> Exercise brief:
Give the data a second time, exactly and in full.
** BEGIN Material supplied **
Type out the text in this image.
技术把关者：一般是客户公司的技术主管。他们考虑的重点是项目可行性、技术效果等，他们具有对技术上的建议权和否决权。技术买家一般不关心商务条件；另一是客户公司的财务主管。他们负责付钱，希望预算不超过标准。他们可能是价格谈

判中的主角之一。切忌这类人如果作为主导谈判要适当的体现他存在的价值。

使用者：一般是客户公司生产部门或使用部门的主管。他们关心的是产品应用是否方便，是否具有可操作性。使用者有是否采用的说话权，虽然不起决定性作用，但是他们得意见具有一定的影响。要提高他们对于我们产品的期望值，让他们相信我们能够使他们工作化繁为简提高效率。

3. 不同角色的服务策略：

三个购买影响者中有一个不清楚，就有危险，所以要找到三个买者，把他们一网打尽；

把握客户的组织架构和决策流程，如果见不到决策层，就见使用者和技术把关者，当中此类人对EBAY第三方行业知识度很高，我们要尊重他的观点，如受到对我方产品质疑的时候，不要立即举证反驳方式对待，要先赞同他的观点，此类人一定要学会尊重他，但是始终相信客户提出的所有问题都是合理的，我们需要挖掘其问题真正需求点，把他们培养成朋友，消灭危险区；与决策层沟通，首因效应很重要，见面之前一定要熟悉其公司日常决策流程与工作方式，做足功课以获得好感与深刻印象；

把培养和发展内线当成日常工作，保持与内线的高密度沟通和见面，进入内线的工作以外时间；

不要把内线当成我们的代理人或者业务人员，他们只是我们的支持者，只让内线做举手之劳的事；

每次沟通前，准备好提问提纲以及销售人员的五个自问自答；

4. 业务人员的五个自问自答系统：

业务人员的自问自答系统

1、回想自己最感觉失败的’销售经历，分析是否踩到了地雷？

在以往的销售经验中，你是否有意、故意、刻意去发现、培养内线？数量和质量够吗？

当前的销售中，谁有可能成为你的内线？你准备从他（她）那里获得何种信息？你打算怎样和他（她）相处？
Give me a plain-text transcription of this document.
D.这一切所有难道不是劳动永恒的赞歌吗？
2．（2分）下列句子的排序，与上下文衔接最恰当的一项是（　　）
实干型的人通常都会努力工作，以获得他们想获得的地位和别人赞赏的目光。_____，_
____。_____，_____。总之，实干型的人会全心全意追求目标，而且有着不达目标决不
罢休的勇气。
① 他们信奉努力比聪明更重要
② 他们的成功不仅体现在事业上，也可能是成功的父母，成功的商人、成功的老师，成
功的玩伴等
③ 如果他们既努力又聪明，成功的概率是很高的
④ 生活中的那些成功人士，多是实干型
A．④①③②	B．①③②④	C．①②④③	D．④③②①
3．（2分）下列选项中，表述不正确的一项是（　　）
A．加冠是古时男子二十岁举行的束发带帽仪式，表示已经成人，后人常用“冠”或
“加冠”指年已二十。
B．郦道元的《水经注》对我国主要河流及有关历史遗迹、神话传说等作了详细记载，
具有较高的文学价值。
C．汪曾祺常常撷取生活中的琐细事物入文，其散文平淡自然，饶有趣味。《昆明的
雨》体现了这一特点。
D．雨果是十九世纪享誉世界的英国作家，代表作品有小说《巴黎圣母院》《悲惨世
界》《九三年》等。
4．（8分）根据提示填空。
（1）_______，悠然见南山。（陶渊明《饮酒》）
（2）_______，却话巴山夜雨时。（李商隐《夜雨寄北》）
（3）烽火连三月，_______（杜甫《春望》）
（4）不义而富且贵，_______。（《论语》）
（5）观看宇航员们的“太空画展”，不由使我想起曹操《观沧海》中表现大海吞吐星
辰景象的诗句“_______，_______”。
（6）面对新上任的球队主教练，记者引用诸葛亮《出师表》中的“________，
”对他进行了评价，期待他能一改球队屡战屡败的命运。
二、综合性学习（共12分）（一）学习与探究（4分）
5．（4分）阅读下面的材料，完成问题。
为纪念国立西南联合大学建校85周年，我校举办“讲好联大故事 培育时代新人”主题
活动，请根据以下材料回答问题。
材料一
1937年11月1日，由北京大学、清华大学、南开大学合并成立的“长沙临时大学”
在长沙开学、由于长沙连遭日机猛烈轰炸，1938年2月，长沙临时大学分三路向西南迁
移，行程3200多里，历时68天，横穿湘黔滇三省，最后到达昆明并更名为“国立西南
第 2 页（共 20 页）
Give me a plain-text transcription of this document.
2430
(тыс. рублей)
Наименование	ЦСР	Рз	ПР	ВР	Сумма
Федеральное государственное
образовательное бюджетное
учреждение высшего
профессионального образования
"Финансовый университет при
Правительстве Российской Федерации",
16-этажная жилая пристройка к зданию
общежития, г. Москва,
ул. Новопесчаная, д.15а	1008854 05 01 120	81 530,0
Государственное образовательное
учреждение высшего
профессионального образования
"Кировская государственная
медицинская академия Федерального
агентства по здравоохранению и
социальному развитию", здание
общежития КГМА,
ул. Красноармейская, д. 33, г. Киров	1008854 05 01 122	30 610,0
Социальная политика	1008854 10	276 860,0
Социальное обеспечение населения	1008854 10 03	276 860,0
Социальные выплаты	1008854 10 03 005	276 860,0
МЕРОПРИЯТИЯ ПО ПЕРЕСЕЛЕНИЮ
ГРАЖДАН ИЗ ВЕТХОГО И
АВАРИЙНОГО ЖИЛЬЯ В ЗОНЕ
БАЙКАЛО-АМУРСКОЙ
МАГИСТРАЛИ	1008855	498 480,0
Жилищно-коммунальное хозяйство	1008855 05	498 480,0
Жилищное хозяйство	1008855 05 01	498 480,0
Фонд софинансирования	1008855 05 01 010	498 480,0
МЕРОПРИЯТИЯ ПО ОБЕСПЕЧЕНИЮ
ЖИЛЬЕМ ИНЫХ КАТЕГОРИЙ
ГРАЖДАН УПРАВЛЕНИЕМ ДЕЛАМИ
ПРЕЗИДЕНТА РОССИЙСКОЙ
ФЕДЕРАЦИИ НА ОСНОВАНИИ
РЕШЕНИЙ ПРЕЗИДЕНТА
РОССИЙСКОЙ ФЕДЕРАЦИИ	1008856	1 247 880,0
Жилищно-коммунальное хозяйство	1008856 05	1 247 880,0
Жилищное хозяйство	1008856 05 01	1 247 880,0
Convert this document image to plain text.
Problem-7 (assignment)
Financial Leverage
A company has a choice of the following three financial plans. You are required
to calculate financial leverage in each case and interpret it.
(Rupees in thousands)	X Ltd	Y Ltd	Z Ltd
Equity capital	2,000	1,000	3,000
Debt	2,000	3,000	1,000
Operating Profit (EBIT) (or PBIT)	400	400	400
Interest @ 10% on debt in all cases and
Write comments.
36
** END Material supplied **
> Solution for this problem:
Type out the text in this image.
技术把关者：一般是客户公司的技术主管。他们考虑的重点是项目可行性、技术效果等，他们具有对技术上的建议权和否决权。技术买家一般不关心商务条件；另一是客户公司的财务主管。他们负责付钱，希望预算不超过标准。他们可能是价格谈

判中的主角之一。切忌这类人如果作为主导谈判要适当的体现他存在的价值。

使用者：一般是客户公司生产部门或使用部门的主管。他们关心的是产品应用是否方便，是否具有可操作性。使用者有是否采用的说话权，虽然不起决定性作用，但是他们得意见具有一定的影响。要提高他们对于我们产品的期望值，让他们相信我们能够使他们工作化繁为简提高效率。

3. 不同角色的服务策略：

三个购买影响者中有一个不清楚，就有危险，所以要找到三个买者，把他们一网打尽；

把握客户的组织架构和决策流程，如果见不到决策层，就见使用者和技术把关者，当中此类人对EBAY第三方行业知识度很高，我们要尊重他的观点，如受到对我方产品质疑的时候，不要立即举证反驳方式对待，要先赞同他的观点，此类人一定要学会尊重他，但是始终相信客户提出的所有问题都是合理的，我们需要挖掘其问题真正需求点，把他们培养成朋友，消灭危险区；与决策层沟通，首因效应很重要，见面之前一定要熟悉其公司日常决策流程与工作方式，做足功课以获得好感与深刻印象；

把培养和发展内线当成日常工作，保持与内线的高密度沟通和见面，进入内线的工作以外时间；

不要把内线当成我们的代理人或者业务人员，他们只是我们的支持者，只让内线做举手之劳的事；

每次沟通前，准备好提问提纲以及销售人员的五个自问自答；

4. 业务人员的五个自问自答系统：

业务人员的自问自答系统

1、回想自己最感觉失败的’销售经历，分析是否踩到了地雷？

在以往的销售经验中，你是否有意、故意、刻意去发现、培养内线？数量和质量够吗？

当前的销售中，谁有可能成为你的内线？你准备从他（她）那里获得何种信息？你打算怎样和他（她）相处？
Give me a plain-text transcription of this document.
D.这一切所有难道不是劳动永恒的赞歌吗？
2．（2分）下列句子的排序，与上下文衔接最恰当的一项是（　　）
实干型的人通常都会努力工作，以获得他们想获得的地位和别人赞赏的目光。_____，_
____。_____，_____。总之，实干型的人会全心全意追求目标，而且有着不达目标决不
罢休的勇气。
① 他们信奉努力比聪明更重要
② 他们的成功不仅体现在事业上，也可能是成功的父母，成功的商人、成功的老师，成
功的玩伴等
③ 如果他们既努力又聪明，成功的概率是很高的
④ 生活中的那些成功人士，多是实干型
A．④①③②	B．①③②④	C．①②④③	D．④③②①
3．（2分）下列选项中，表述不正确的一项是（　　）
A．加冠是古时男子二十岁举行的束发带帽仪式，表示已经成人，后人常用“冠”或
“加冠”指年已二十。
B．郦道元的《水经注》对我国主要河流及有关历史遗迹、神话传说等作了详细记载，
具有较高的文学价值。
C．汪曾祺常常撷取生活中的琐细事物入文，其散文平淡自然，饶有趣味。《昆明的
雨》体现了这一特点。
D．雨果是十九世纪享誉世界的英国作家，代表作品有小说《巴黎圣母院》《悲惨世
界》《九三年》等。
4．（8分）根据提示填空。
（1）_______，悠然见南山。（陶渊明《饮酒》）
（2）_______，却话巴山夜雨时。（李商隐《夜雨寄北》）
（3）烽火连三月，_______（杜甫《春望》）
（4）不义而富且贵，_______。（《论语》）
（5）观看宇航员们的“太空画展”，不由使我想起曹操《观沧海》中表现大海吞吐星
辰景象的诗句“_______，_______”。
（6）面对新上任的球队主教练，记者引用诸葛亮《出师表》中的“________，
”对他进行了评价，期待他能一改球队屡战屡败的命运。
二、综合性学习（共12分）（一）学习与探究（4分）
5．（4分）阅读下面的材料，完成问题。
为纪念国立西南联合大学建校85周年，我校举办“讲好联大故事 培育时代新人”主题
活动，请根据以下材料回答问题。
材料一
1937年11月1日，由北京大学、清华大学、南开大学合并成立的“长沙临时大学”
在长沙开学、由于长沙连遭日机猛烈轰炸，1938年2月，长沙临时大学分三路向西南迁
移，行程3200多里，历时68天，横穿湘黔滇三省，最后到达昆明并更名为“国立西南
第 2 页（共 20 页）
Give me a plain-text transcription of this document.
2430
(тыс. рублей)
Наименование	ЦСР	Рз	ПР	ВР	Сумма
Федеральное государственное
образовательное бюджетное
учреждение высшего
профессионального образования
"Финансовый университет при
Правительстве Российской Федерации",
16-этажная жилая пристройка к зданию
общежития, г. Москва,
ул. Новопесчаная, д.15а	1008854 05 01 120	81 530,0
Государственное образовательное
учреждение высшего
профессионального образования
"Кировская государственная
медицинская академия Федерального
агентства по здравоохранению и
социальному развитию", здание
общежития КГМА,
ул. Красноармейская, д. 33, г. Киров	1008854 05 01 122	30 610,0
Социальная политика	1008854 10	276 860,0
Социальное обеспечение населения	1008854 10 03	276 860,0
Социальные выплаты	1008854 10 03 005	276 860,0
МЕРОПРИЯТИЯ ПО ПЕРЕСЕЛЕНИЮ
ГРАЖДАН ИЗ ВЕТХОГО И
АВАРИЙНОГО ЖИЛЬЯ В ЗОНЕ
БАЙКАЛО-АМУРСКОЙ
МАГИСТРАЛИ	1008855	498 480,0
Жилищно-коммунальное хозяйство	1008855 05	498 480,0
Жилищное хозяйство	1008855 05 01	498 480,0
Фонд софинансирования	1008855 05 01 010	498 480,0
МЕРОПРИЯТИЯ ПО ОБЕСПЕЧЕНИЮ
ЖИЛЬЕМ ИНЫХ КАТЕГОРИЙ
ГРАЖДАН УПРАВЛЕНИЕМ ДЕЛАМИ
ПРЕЗИДЕНТА РОССИЙСКОЙ
ФЕДЕРАЦИИ НА ОСНОВАНИИ
РЕШЕНИЙ ПРЕЗИДЕНТА
РОССИЙСКОЙ ФЕДЕРАЦИИ	1008856	1 247 880,0
Жилищно-коммунальное хозяйство	1008856 05	1 247 880,0
Жилищное хозяйство	1008856 05 01	1 247 880,0
Convert this document image to plain text.
Problem-7 (assignment)
Financial Leverage
A company has a choice of the following three financial plans. You are required
to calculate financial leverage in each case and interpret it.
(Rupees in thousands)	X Ltd	Y Ltd	Z Ltd
Equity capital	2,000	1,000	3,000
Debt	2,000	3,000	1,000
Operating Profit (EBIT) (or PBIT)	400	400	400
Interest @ 10% on debt in all cases and
Write comments.
36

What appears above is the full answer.